■ Request
Reproduce each line that includes the word "Estado".

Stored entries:
◇ ◇ ◇ ◇ ◇
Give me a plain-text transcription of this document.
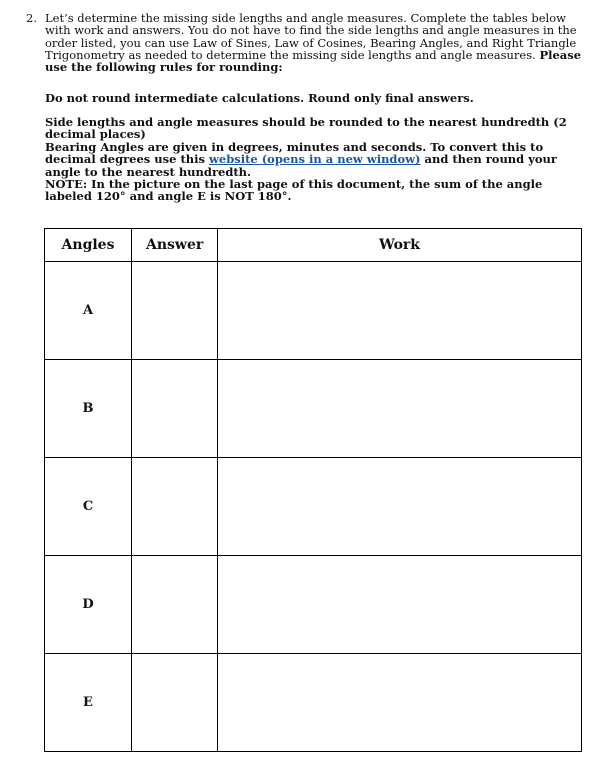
2. Let’s determine the missing side lengths and angle measures. Complete the tables below with work and answers. You do not have to find the side lengths and angle measures in the order listed, you can use Law of Sines, Law of Cosines, Bearing Angles, and Right Triangle Trigonometry as needed to determine the missing side lengths and angle measures. Please use the following rules for rounding:
Do not round intermediate calculations. Round only final answers.
Side lengths and angle measures should be rounded to the nearest hundredth (2 decimal places)
Bearing Angles are given in degrees, minutes and seconds. To convert this to decimal degrees use this website (opens in a new window) and then round your angle to the nearest hundredth.
NOTE: In the picture on the last page of this document, the sum of the angle labeled 120° and angle E is NOT 180°.
Angles	Answer	Work
A		
B		
C		
D		
E		
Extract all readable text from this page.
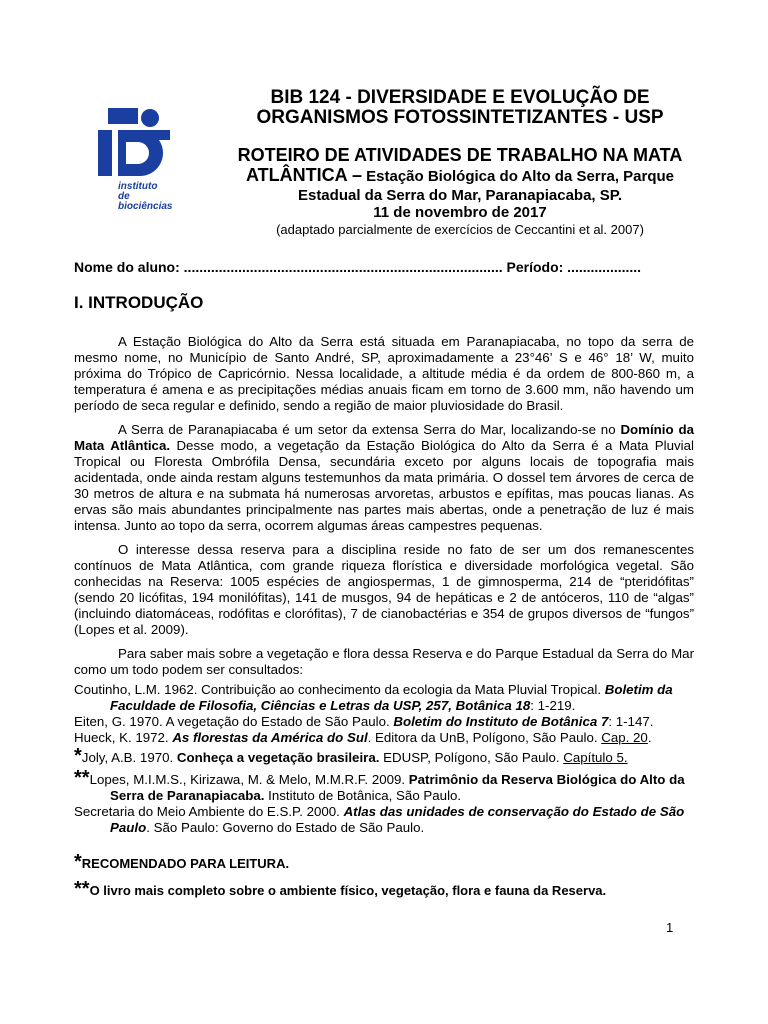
instituto
de biociências
BIB 124 - DIVERSIDADE E EVOLUÇÃO DE
ORGANISMOS FOTOSSINTETIZANTES - USP
ROTEIRO DE ATIVIDADES DE TRABALHO NA MATA
ATLÂNTICA – Estação Biológica do Alto da Serra, Parque
Estadual da Serra do Mar, Paranapiacaba, SP.
11 de novembro de 2017
(adaptado parcialmente de exercícios de Ceccantini et al. 2007)
Nome do aluno: .................................................................................. Período: ...................
I. INTRODUÇÃO

A Estação Biológica do Alto da Serra está situada em Paranapiacaba, no topo da serra de mesmo nome, no Município de Santo André, SP, aproximadamente a 23°46’ S e 46° 18’ W, muito próxima do Trópico de Capricórnio. Nessa localidade, a altitude média é da ordem de 800-860 m, a temperatura é amena e as precipitações médias anuais ficam em torno de 3.600 mm, não havendo um período de seca regular e definido, sendo a região de maior pluviosidade do Brasil.

A Serra de Paranapiacaba é um setor da extensa Serra do Mar, localizando-se no Domínio da Mata Atlântica. Desse modo, a vegetação da Estação Biológica do Alto da Serra é a Mata Pluvial Tropical ou Floresta Ombrófila Densa, secundária exceto por alguns locais de topografia mais acidentada, onde ainda restam alguns testemunhos da mata primária. O dossel tem árvores de cerca de 30 metros de altura e na submata há numerosas arvoretas, arbustos e epífitas, mas poucas lianas. As ervas são mais abundantes principalmente nas partes mais abertas, onde a penetração de luz é mais intensa. Junto ao topo da serra, ocorrem algumas áreas campestres pequenas.

O interesse dessa reserva para a disciplina reside no fato de ser um dos remanescentes contínuos de Mata Atlântica, com grande riqueza florística e diversidade morfológica vegetal. São conhecidas na Reserva: 1005 espécies de angiospermas, 1 de gimnosperma, 214 de “pteridófitas” (sendo 20 licófitas, 194 monilófitas), 141 de musgos, 94 de hepáticas e 2 de antóceros, 110 de “algas” (incluindo diatomáceas, rodófitas e clorófitas), 7 de cianobactérias e 354 de grupos diversos de “fungos” (Lopes et al. 2009).

Para saber mais sobre a vegetação e flora dessa Reserva e do Parque Estadual da Serra do Mar como um todo podem ser consultados:

Coutinho, L.M. 1962. Contribuição ao conhecimento da ecologia da Mata Pluvial Tropical. Boletim da Faculdade de Filosofia, Ciências e Letras da USP, 257, Botânica 18: 1-219.
Eiten, G. 1970. A vegetação do Estado de São Paulo. Boletim do Instituto de Botânica 7: 1-147.
Hueck, K. 1972. As florestas da América do Sul. Editora da UnB, Polígono, São Paulo. Cap. 20.
*Joly, A.B. 1970. Conheça a vegetação brasileira. EDUSP, Polígono, São Paulo. Capítulo 5.
**Lopes, M.I.M.S., Kirizawa, M. & Melo, M.M.R.F. 2009. Patrimônio da Reserva Biológica do Alto da Serra de Paranapiacaba. Instituto de Botânica, São Paulo.
Secretaria do Meio Ambiente do E.S.P. 2000. Atlas das unidades de conservação do Estado de São Paulo. São Paulo: Governo do Estado de São Paulo.
*RECOMENDADO PARA LEITURA.
**O livro mais completo sobre o ambiente físico, vegetação, flora e fauna da Reserva.
1
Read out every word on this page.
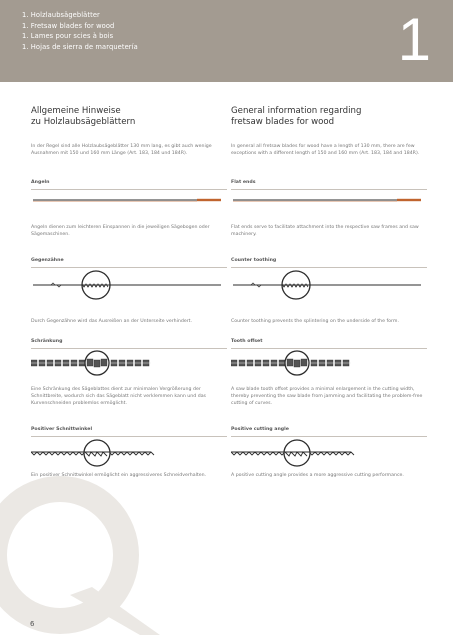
1. Holzlaubsägeblätter
1. Fretsaw blades for wood
1. Lames pour scies à bois
1. Hojas de sierra de marquetería	1
Allgemeine Hinweise
zu Holzlaubsägeblättern
In der Regel sind alle Holzlaubsägeblätter 130 mm lang, es gibt auch wenige Ausnahmen mit 150 und 160 mm Länge (Art. 183, 184 und 184R).
General information regarding
fretsaw blades for wood
In general all fretsaw blades for wood have a length of 130 mm, there are few exceptions with a different length of 150 and 160 mm (Art. 183, 184 and 184R).
Angeln	Flat ends
Angeln dienen zum leichteren Einspannen in die jeweiligen Sägebogen oder Sägemaschinen.
Flat ends serve to facilitate attachment into the respective saw frames and saw machinery.
Gegenzähne	Counter toothing
Durch Gegenzähne wird das Ausreißen an der Unterseite verhindert.	Counter toothing prevents the splintering on the underside of the form.
Schränkung	Tooth offset
Eine Schränkung des Sägeblattes dient zur minimalen Vergrößerung der Schnittbreite, wodurch sich das Sägeblatt nicht verklemmen kann und das Kurvenschneiden problemlos ermöglicht.
A saw blade tooth offset provides a minimal enlargement in the cutting width, thereby preventing the saw blade from jamming and facilitating the problem-free cutting of curves.
Positiver Schnittwinkel	Positive cutting angle
Ein positiver Schnittwinkel ermöglicht ein aggressiveres Schneidverhalten.	A positive cutting angle provides a more aggressive cutting performance.
QUALITY
6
◇ ◇ ◇ ◇ ◇
■ Solution to the problem
Eiten, G. 1970. A vegetação do Estado de São Paulo. Boletim do Instituto de Botânica 7: 1-147.
Secretaria do Meio Ambiente do E.S.P. 2000. Atlas das unidades de conservação do Estado de São Paulo. São Paulo: Governo do Estado de São Paulo.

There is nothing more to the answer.